◆ Goal of the exercise ◆
Type out the records that follow, exactly as given.

#### Listed entries

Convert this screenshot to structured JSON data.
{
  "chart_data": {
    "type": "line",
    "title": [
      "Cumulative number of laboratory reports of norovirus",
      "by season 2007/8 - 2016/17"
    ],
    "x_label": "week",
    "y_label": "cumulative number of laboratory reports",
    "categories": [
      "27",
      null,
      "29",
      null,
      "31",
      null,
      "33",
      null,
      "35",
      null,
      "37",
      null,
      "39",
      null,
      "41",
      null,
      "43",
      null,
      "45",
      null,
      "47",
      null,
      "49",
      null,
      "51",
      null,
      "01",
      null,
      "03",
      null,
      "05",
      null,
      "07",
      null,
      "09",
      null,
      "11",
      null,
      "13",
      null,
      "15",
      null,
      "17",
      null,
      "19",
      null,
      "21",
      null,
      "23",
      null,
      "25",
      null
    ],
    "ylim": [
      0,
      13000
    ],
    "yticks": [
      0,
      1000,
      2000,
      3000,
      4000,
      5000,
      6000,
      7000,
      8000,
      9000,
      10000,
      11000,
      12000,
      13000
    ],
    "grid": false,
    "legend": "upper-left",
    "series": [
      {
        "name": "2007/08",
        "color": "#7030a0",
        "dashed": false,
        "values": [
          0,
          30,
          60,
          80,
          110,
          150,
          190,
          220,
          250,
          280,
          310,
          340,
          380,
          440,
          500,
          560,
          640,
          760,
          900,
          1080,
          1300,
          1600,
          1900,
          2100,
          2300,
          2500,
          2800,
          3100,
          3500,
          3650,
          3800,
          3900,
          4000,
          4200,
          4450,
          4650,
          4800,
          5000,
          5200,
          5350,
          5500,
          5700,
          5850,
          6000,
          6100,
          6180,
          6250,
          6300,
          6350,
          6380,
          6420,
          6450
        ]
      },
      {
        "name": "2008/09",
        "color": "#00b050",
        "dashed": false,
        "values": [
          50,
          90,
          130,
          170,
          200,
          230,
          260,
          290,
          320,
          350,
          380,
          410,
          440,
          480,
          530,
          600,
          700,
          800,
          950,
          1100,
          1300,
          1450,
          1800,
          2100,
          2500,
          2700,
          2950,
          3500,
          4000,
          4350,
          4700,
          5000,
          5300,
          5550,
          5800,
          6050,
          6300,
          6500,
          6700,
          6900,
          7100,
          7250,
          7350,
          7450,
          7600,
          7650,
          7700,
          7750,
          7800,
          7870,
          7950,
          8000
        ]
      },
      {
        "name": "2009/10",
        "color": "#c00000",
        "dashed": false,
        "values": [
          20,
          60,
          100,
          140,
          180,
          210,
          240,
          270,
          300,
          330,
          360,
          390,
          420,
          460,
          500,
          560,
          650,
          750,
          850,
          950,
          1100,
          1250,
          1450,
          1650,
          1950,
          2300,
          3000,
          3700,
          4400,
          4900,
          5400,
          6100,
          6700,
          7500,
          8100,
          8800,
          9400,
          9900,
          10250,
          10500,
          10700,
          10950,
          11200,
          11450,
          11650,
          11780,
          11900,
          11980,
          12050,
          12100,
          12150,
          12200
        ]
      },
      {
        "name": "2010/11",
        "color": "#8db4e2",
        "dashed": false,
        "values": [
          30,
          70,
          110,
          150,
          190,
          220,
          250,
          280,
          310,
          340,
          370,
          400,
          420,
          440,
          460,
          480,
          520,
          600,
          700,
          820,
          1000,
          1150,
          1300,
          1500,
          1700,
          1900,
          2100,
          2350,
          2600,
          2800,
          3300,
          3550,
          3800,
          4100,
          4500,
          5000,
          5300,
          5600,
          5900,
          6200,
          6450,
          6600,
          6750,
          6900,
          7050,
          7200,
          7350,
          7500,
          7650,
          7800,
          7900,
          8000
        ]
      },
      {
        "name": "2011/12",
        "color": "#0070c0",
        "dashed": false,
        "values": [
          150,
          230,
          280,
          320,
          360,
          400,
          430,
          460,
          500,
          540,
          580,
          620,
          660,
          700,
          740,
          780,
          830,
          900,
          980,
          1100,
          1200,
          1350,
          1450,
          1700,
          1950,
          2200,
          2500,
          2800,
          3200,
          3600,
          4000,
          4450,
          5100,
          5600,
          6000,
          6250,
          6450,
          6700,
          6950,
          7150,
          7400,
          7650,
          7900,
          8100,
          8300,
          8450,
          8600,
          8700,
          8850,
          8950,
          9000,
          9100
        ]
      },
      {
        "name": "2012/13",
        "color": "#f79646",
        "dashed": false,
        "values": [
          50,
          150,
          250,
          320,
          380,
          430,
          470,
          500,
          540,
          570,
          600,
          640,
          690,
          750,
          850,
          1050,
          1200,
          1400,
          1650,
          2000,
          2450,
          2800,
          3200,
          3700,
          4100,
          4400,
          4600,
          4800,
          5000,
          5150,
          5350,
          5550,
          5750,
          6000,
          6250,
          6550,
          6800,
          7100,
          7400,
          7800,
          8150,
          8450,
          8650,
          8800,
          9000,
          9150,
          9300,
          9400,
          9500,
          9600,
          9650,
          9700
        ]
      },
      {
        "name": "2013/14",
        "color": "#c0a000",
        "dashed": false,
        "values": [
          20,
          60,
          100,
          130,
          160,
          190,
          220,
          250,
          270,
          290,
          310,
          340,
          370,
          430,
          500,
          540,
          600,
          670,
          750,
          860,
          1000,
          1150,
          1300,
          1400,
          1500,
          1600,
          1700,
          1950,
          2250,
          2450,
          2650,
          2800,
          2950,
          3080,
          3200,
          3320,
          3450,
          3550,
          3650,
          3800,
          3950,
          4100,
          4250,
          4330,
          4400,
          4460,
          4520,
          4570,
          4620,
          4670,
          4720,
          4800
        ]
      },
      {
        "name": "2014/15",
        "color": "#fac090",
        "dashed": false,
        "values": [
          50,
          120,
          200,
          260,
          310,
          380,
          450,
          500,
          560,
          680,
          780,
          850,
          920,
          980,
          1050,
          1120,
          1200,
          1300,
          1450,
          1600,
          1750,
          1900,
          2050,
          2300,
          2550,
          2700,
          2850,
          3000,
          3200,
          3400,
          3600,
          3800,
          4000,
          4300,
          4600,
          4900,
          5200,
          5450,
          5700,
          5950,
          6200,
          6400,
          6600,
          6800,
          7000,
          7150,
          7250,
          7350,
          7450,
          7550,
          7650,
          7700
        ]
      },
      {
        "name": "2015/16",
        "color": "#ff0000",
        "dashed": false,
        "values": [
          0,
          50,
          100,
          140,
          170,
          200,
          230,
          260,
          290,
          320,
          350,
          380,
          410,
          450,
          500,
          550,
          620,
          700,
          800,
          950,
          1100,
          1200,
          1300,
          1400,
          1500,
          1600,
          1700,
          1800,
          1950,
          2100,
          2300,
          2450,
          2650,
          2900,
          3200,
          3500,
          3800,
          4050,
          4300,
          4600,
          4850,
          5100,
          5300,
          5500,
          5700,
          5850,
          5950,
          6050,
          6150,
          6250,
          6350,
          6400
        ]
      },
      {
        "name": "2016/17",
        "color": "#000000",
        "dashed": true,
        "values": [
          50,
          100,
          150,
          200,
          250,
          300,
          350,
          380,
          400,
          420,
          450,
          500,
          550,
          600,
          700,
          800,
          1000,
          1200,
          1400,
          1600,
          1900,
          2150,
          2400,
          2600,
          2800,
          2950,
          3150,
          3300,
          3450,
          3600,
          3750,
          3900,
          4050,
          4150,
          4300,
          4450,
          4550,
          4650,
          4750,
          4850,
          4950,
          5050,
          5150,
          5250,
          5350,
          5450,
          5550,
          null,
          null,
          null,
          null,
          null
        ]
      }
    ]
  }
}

########

◆ Final answer ◆
Convert this screenshot to structured JSON data.
{
  "chart_data": {
    "type": "line",
    "title": [
      "Cumulative number of laboratory reports of norovirus",
      "by season 2007/8 - 2016/17"
    ],
    "x_label": "week",
    "y_label": "cumulative number of laboratory reports",
    "categories": [
      "27",
      null,
      "29",
      null,
      "31",
      null,
      "33",
      null,
      "35",
      null,
      "37",
      null,
      "39",
      null,
      "41",
      null,
      "43",
      null,
      "45",
      null,
      "47",
      null,
      "49",
      null,
      "51",
      null,
      "01",
      null,
      "03",
      null,
      "05",
      null,
      "07",
      null,
      "09",
      null,
      "11",
      null,
      "13",
      null,
      "15",
      null,
      "17",
      null,
      "19",
      null,
      "21",
      null,
      "23",
      null,
      "25",
      null
    ],
    "ylim": [
      0,
      13000
    ],
    "yticks": [
      0,
      1000,
      2000,
      3000,
      4000,
      5000,
      6000,
      7000,
      8000,
      9000,
      10000,
      11000,
      12000,
      13000
    ],
    "grid": false,
    "legend": "upper-left",
    "series": [
      {
        "name": "2007/08",
        "color": "#7030a0",
        "dashed": false,
        "values": [
          0,
          30,
          60,
          80,
          110,
          150,
          190,
          220,
          250,
          280,
          310,
          340,
          380,
          440,
          500,
          560,
          640,
          760,
          900,
          1080,
          1300,
          1600,
          1900,
          2100,
          2300,
          2500,
          2800,
          3100,
          3500,
          3650,
          3800,
          3900,
          4000,
          4200,
          4450,
          4650,
          4800,
          5000,
          5200,
          5350,
          5500,
          5700,
          5850,
          6000,
          6100,
          6180,
          6250,
          6300,
          6350,
          6380,
          6420,
          6450
        ]
      },
      {
        "name": "2008/09",
        "color": "#00b050",
        "dashed": false,
        "values": [
          50,
          90,
          130,
          170,
          200,
          230,
          260,
          290,
          320,
          350,
          380,
          410,
          440,
          480,
          530,
          600,
          700,
          800,
          950,
          1100,
          1300,
          1450,
          1800,
          2100,
          2500,
          2700,
          2950,
          3500,
          4000,
          4350,
          4700,
          5000,
          5300,
          5550,
          5800,
          6050,
          6300,
          6500,
          6700,
          6900,
          7100,
          7250,
          7350,
          7450,
          7600,
          7650,
          7700,
          7750,
          7800,
          7870,
          7950,
          8000
        ]
      },
      {
        "name": "2009/10",
        "color": "#c00000",
        "dashed": false,
        "values": [
          20,
          60,
          100,
          140,
          180,
          210,
          240,
          270,
          300,
          330,
          360,
          390,
          420,
          460,
          500,
          560,
          650,
          750,
          850,
          950,
          1100,
          1250,
          1450,
          1650,
          1950,
          2300,
          3000,
          3700,
          4400,
          4900,
          5400,
          6100,
          6700,
          7500,
          8100,
          8800,
          9400,
          9900,
          10250,
          10500,
          10700,
          10950,
          11200,
          11450,
          11650,
          11780,
          11900,
          11980,
          12050,
          12100,
          12150,
          12200
        ]
      },
      {
        "name": "2010/11",
        "color": "#8db4e2",
        "dashed": false,
        "values": [
          30,
          70,
          110,
          150,
          190,
          220,
          250,
          280,
          310,
          340,
          370,
          400,
          420,
          440,
          460,
          480,
          520,
          600,
          700,
          820,
          1000,
          1150,
          1300,
          1500,
          1700,
          1900,
          2100,
          2350,
          2600,
          2800,
          3300,
          3550,
          3800,
          4100,
          4500,
          5000,
          5300,
          5600,
          5900,
          6200,
          6450,
          6600,
          6750,
          6900,
          7050,
          7200,
          7350,
          7500,
          7650,
          7800,
          7900,
          8000
        ]
      },
      {
        "name": "2011/12",
        "color": "#0070c0",
        "dashed": false,
        "values": [
          150,
          230,
          280,
          320,
          360,
          400,
          430,
          460,
          500,
          540,
          580,
          620,
          660,
          700,
          740,
          780,
          830,
          900,
          980,
          1100,
          1200,
          1350,
          1450,
          1700,
          1950,
          2200,
          2500,
          2800,
          3200,
          3600,
          4000,
          4450,
          5100,
          5600,
          6000,
          6250,
          6450,
          6700,
          6950,
          7150,
          7400,
          7650,
          7900,
          8100,
          8300,
          8450,
          8600,
          8700,
          8850,
          8950,
          9000,
          9100
        ]
      },
      {
        "name": "2012/13",
        "color": "#f79646",
        "dashed": false,
        "values": [
          50,
          150,
          250,
          320,
          380,
          430,
          470,
          500,
          540,
          570,
          600,
          640,
          690,
          750,
          850,
          1050,
          1200,
          1400,
          1650,
          2000,
          2450,
          2800,
          3200,
          3700,
          4100,
          4400,
          4600,
          4800,
          5000,
          5150,
          5350,
          5550,
          5750,
          6000,
          6250,
          6550,
          6800,
          7100,
          7400,
          7800,
          8150,
          8450,
          8650,
          8800,
          9000,
          9150,
          9300,
          9400,
          9500,
          9600,
          9650,
          9700
        ]
      },
      {
        "name": "2013/14",
        "color": "#c0a000",
        "dashed": false,
        "values": [
          20,
          60,
          100,
          130,
          160,
          190,
          220,
          250,
          270,
          290,
          310,
          340,
          370,
          430,
          500,
          540,
          600,
          670,
          750,
          860,
          1000,
          1150,
          1300,
          1400,
          1500,
          1600,
          1700,
          1950,
          2250,
          2450,
          2650,
          2800,
          2950,
          3080,
          3200,
          3320,
          3450,
          3550,
          3650,
          3800,
          3950,
          4100,
          4250,
          4330,
          4400,
          4460,
          4520,
          4570,
          4620,
          4670,
          4720,
          4800
        ]
      },
      {
        "name": "2014/15",
        "color": "#fac090",
        "dashed": false,
        "values": [
          50,
          120,
          200,
          260,
          310,
          380,
          450,
          500,
          560,
          680,
          780,
          850,
          920,
          980,
          1050,
          1120,
          1200,
          1300,
          1450,
          1600,
          1750,
          1900,
          2050,
          2300,
          2550,
          2700,
          2850,
          3000,
          3200,
          3400,
          3600,
          3800,
          4000,
          4300,
          4600,
          4900,
          5200,
          5450,
          5700,
          5950,
          6200,
          6400,
          6600,
          6800,
          7000,
          7150,
          7250,
          7350,
          7450,
          7550,
          7650,
          7700
        ]
      },
      {
        "name": "2015/16",
        "color": "#ff0000",
        "dashed": false,
        "values": [
          0,
          50,
          100,
          140,
          170,
          200,
          230,
          260,
          290,
          320,
          350,
          380,
          410,
          450,
          500,
          550,
          620,
          700,
          800,
          950,
          1100,
          1200,
          1300,
          1400,
          1500,
          1600,
          1700,
          1800,
          1950,
          2100,
          2300,
          2450,
          2650,
          2900,
          3200,
          3500,
          3800,
          4050,
          4300,
          4600,
          4850,
          5100,
          5300,
          5500,
          5700,
          5850,
          5950,
          6050,
          6150,
          6250,
          6350,
          6400
        ]
      },
      {
        "name": "2016/17",
        "color": "#000000",
        "dashed": true,
        "values": [
          50,
          100,
          150,
          200,
          250,
          300,
          350,
          380,
          400,
          420,
          450,
          500,
          550,
          600,
          700,
          800,
          1000,
          1200,
          1400,
          1600,
          1900,
          2150,
          2400,
          2600,
          2800,
          2950,
          3150,
          3300,
          3450,
          3600,
          3750,
          3900,
          4050,
          4150,
          4300,
          4450,
          4550,
          4650,
          4750,
          4850,
          4950,
          5050,
          5150,
          5250,
          5350,
          5450,
          5550,
          null,
          null,
          null,
          null,
          null
        ]
      }
    ]
  }
}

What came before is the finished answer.